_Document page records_

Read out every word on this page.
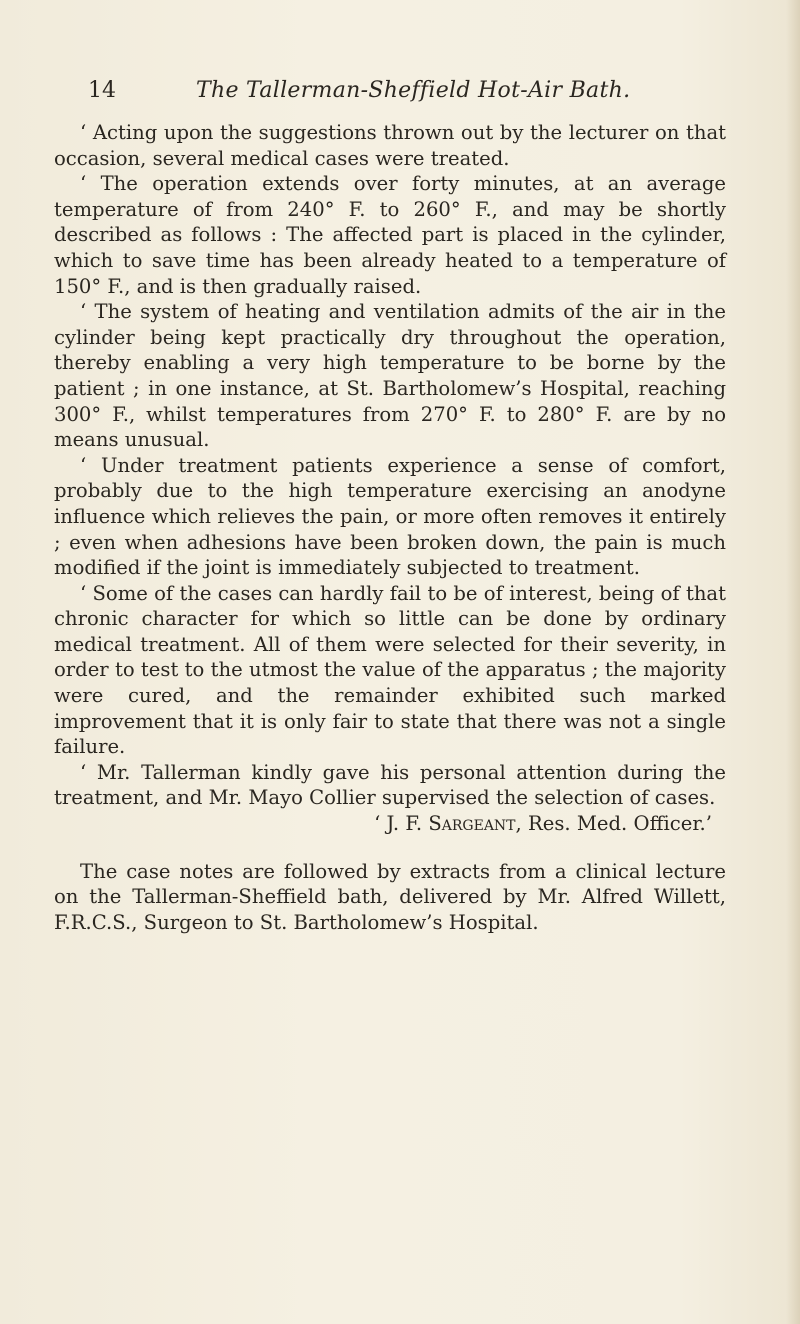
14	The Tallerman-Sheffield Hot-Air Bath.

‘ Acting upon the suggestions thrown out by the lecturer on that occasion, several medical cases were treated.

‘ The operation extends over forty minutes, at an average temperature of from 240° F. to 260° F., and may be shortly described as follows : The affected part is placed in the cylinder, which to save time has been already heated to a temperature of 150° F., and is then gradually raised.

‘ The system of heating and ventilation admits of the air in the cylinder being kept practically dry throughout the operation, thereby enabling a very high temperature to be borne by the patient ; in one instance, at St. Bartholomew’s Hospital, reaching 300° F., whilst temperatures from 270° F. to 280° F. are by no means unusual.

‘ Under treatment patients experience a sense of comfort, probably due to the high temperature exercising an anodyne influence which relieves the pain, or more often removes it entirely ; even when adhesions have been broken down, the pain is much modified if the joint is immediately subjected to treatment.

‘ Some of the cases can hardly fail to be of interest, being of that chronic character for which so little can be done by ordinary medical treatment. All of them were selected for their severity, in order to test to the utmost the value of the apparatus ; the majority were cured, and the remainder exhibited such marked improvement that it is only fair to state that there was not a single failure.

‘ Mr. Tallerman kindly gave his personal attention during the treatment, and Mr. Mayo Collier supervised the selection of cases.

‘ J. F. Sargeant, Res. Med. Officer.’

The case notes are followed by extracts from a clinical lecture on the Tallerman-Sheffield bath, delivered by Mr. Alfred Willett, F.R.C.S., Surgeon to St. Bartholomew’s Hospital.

_Activity_
Filter the lines above so that only those with the string "Sheffield" remain, then copy them.

_Exercise response_
14	The Tallerman-Sheffield Hot-Air Bath.
The case notes are followed by extracts from a clinical lecture on the Tallerman-Sheffield bath, delivered by Mr. Alfred Willett, F.R.C.S., Surgeon to St. Bartholomew’s Hospital.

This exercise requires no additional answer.